Start of Material

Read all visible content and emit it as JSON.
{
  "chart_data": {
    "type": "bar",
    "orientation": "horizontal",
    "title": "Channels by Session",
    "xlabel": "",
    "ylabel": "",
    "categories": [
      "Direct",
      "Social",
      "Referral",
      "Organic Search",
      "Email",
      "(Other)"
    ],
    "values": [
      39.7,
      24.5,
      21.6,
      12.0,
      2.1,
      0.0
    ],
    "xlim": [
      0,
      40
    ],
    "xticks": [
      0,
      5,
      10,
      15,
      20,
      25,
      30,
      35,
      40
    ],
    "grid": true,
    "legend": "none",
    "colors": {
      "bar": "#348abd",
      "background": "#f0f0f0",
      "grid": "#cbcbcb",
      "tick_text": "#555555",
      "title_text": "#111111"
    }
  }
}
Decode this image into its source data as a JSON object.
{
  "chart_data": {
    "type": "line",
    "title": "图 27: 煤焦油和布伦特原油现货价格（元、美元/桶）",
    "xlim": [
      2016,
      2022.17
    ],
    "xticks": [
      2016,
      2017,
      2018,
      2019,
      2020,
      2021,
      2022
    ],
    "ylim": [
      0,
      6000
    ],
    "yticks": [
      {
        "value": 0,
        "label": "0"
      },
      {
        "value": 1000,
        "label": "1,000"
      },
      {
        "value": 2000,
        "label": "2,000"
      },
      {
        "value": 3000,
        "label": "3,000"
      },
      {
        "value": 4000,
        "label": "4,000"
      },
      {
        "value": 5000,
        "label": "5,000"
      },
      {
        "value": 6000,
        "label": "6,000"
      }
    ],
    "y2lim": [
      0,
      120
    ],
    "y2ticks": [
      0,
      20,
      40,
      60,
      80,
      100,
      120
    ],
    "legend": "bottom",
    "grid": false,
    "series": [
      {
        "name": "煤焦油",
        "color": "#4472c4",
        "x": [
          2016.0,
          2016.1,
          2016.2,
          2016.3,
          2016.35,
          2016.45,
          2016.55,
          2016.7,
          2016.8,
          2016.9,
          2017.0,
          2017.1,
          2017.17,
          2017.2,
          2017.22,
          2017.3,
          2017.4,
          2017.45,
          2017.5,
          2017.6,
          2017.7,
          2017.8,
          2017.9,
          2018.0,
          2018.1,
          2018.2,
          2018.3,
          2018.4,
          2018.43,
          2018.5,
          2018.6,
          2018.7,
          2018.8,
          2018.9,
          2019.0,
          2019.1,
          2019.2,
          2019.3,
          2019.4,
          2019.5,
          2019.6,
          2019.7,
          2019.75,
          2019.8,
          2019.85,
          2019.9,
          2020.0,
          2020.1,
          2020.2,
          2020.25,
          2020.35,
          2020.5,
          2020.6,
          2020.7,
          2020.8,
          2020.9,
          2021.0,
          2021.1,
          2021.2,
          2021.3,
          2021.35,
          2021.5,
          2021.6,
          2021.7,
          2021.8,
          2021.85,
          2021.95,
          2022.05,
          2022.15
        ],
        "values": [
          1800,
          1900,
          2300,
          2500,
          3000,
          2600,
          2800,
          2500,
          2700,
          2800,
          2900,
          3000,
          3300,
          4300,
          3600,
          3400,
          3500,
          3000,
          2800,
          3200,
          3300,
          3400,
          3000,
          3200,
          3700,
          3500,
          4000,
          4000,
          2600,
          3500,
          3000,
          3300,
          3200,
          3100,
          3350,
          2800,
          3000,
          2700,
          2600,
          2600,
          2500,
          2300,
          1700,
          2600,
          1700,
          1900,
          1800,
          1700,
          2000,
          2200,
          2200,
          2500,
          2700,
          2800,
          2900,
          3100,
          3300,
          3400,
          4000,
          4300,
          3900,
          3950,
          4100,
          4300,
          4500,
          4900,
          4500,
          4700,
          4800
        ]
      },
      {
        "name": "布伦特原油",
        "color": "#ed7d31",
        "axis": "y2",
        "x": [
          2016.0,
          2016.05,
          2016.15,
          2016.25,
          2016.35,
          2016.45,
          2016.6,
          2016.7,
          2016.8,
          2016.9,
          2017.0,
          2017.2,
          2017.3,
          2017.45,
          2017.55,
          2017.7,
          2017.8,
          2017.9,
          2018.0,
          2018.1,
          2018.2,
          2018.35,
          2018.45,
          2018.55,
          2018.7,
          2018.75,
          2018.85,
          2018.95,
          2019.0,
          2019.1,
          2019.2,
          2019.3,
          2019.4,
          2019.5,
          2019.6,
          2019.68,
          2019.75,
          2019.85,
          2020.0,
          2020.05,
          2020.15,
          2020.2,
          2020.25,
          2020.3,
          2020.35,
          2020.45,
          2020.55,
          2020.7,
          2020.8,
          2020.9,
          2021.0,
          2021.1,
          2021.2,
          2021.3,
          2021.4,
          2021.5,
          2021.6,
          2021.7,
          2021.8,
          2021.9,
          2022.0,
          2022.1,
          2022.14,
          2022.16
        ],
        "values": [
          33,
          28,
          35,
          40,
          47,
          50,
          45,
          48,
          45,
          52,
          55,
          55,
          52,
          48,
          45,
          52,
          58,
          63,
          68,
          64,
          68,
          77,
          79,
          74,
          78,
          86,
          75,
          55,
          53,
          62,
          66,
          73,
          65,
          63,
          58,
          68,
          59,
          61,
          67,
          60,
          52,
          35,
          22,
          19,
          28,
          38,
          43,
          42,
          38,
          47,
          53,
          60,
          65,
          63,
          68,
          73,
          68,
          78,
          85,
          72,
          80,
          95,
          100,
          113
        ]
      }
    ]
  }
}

End of Material

## The exercise:
Extract the listing in its entirety, matching it exactly.

## Correct response:
Read all visible content and emit it as JSON.
{
  "chart_data": {
    "type": "bar",
    "orientation": "horizontal",
    "title": "Channels by Session",
    "xlabel": "",
    "ylabel": "",
    "categories": [
      "Direct",
      "Social",
      "Referral",
      "Organic Search",
      "Email",
      "(Other)"
    ],
    "values": [
      39.7,
      24.5,
      21.6,
      12.0,
      2.1,
      0.0
    ],
    "xlim": [
      0,
      40
    ],
    "xticks": [
      0,
      5,
      10,
      15,
      20,
      25,
      30,
      35,
      40
    ],
    "grid": true,
    "legend": "none",
    "colors": {
      "bar": "#348abd",
      "background": "#f0f0f0",
      "grid": "#cbcbcb",
      "tick_text": "#555555",
      "title_text": "#111111"
    }
  }
}
Decode this image into its source data as a JSON object.
{
  "chart_data": {
    "type": "line",
    "title": "图 27: 煤焦油和布伦特原油现货价格（元、美元/桶）",
    "xlim": [
      2016,
      2022.17
    ],
    "xticks": [
      2016,
      2017,
      2018,
      2019,
      2020,
      2021,
      2022
    ],
    "ylim": [
      0,
      6000
    ],
    "yticks": [
      {
        "value": 0,
        "label": "0"
      },
      {
        "value": 1000,
        "label": "1,000"
      },
      {
        "value": 2000,
        "label": "2,000"
      },
      {
        "value": 3000,
        "label": "3,000"
      },
      {
        "value": 4000,
        "label": "4,000"
      },
      {
        "value": 5000,
        "label": "5,000"
      },
      {
        "value": 6000,
        "label": "6,000"
      }
    ],
    "y2lim": [
      0,
      120
    ],
    "y2ticks": [
      0,
      20,
      40,
      60,
      80,
      100,
      120
    ],
    "legend": "bottom",
    "grid": false,
    "series": [
      {
        "name": "煤焦油",
        "color": "#4472c4",
        "x": [
          2016.0,
          2016.1,
          2016.2,
          2016.3,
          2016.35,
          2016.45,
          2016.55,
          2016.7,
          2016.8,
          2016.9,
          2017.0,
          2017.1,
          2017.17,
          2017.2,
          2017.22,
          2017.3,
          2017.4,
          2017.45,
          2017.5,
          2017.6,
          2017.7,
          2017.8,
          2017.9,
          2018.0,
          2018.1,
          2018.2,
          2018.3,
          2018.4,
          2018.43,
          2018.5,
          2018.6,
          2018.7,
          2018.8,
          2018.9,
          2019.0,
          2019.1,
          2019.2,
          2019.3,
          2019.4,
          2019.5,
          2019.6,
          2019.7,
          2019.75,
          2019.8,
          2019.85,
          2019.9,
          2020.0,
          2020.1,
          2020.2,
          2020.25,
          2020.35,
          2020.5,
          2020.6,
          2020.7,
          2020.8,
          2020.9,
          2021.0,
          2021.1,
          2021.2,
          2021.3,
          2021.35,
          2021.5,
          2021.6,
          2021.7,
          2021.8,
          2021.85,
          2021.95,
          2022.05,
          2022.15
        ],
        "values": [
          1800,
          1900,
          2300,
          2500,
          3000,
          2600,
          2800,
          2500,
          2700,
          2800,
          2900,
          3000,
          3300,
          4300,
          3600,
          3400,
          3500,
          3000,
          2800,
          3200,
          3300,
          3400,
          3000,
          3200,
          3700,
          3500,
          4000,
          4000,
          2600,
          3500,
          3000,
          3300,
          3200,
          3100,
          3350,
          2800,
          3000,
          2700,
          2600,
          2600,
          2500,
          2300,
          1700,
          2600,
          1700,
          1900,
          1800,
          1700,
          2000,
          2200,
          2200,
          2500,
          2700,
          2800,
          2900,
          3100,
          3300,
          3400,
          4000,
          4300,
          3900,
          3950,
          4100,
          4300,
          4500,
          4900,
          4500,
          4700,
          4800
        ]
      },
      {
        "name": "布伦特原油",
        "color": "#ed7d31",
        "axis": "y2",
        "x": [
          2016.0,
          2016.05,
          2016.15,
          2016.25,
          2016.35,
          2016.45,
          2016.6,
          2016.7,
          2016.8,
          2016.9,
          2017.0,
          2017.2,
          2017.3,
          2017.45,
          2017.55,
          2017.7,
          2017.8,
          2017.9,
          2018.0,
          2018.1,
          2018.2,
          2018.35,
          2018.45,
          2018.55,
          2018.7,
          2018.75,
          2018.85,
          2018.95,
          2019.0,
          2019.1,
          2019.2,
          2019.3,
          2019.4,
          2019.5,
          2019.6,
          2019.68,
          2019.75,
          2019.85,
          2020.0,
          2020.05,
          2020.15,
          2020.2,
          2020.25,
          2020.3,
          2020.35,
          2020.45,
          2020.55,
          2020.7,
          2020.8,
          2020.9,
          2021.0,
          2021.1,
          2021.2,
          2021.3,
          2021.4,
          2021.5,
          2021.6,
          2021.7,
          2021.8,
          2021.9,
          2022.0,
          2022.1,
          2022.14,
          2022.16
        ],
        "values": [
          33,
          28,
          35,
          40,
          47,
          50,
          45,
          48,
          45,
          52,
          55,
          55,
          52,
          48,
          45,
          52,
          58,
          63,
          68,
          64,
          68,
          77,
          79,
          74,
          78,
          86,
          75,
          55,
          53,
          62,
          66,
          73,
          65,
          63,
          58,
          68,
          59,
          61,
          67,
          60,
          52,
          35,
          22,
          19,
          28,
          38,
          43,
          42,
          38,
          47,
          53,
          60,
          65,
          63,
          68,
          73,
          68,
          78,
          85,
          72,
          80,
          95,
          100,
          113
        ]
      }
    ]
  }
}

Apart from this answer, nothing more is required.